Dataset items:
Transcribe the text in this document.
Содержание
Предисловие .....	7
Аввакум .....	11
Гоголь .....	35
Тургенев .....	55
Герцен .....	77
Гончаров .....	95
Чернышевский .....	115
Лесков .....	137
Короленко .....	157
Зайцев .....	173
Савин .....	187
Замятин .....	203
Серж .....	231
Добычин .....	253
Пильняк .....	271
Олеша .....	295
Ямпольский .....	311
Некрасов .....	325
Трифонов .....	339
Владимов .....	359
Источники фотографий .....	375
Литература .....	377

▶ [Problem statement]
Print out all the entries precisely as written.

▶ [Finished answer]
Transcribe the text in this document.
Содержание
Предисловие .....	7
Аввакум .....	11
Гоголь .....	35
Тургенев .....	55
Герцен .....	77
Гончаров .....	95
Чернышевский .....	115
Лесков .....	137
Короленко .....	157
Зайцев .....	173
Савин .....	187
Замятин .....	203
Серж .....	231
Добычин .....	253
Пильняк .....	271
Олеша .....	295
Ямпольский .....	311
Некрасов .....	325
Трифонов .....	339
Владимов .....	359
Источники фотографий .....	375
Литература .....	377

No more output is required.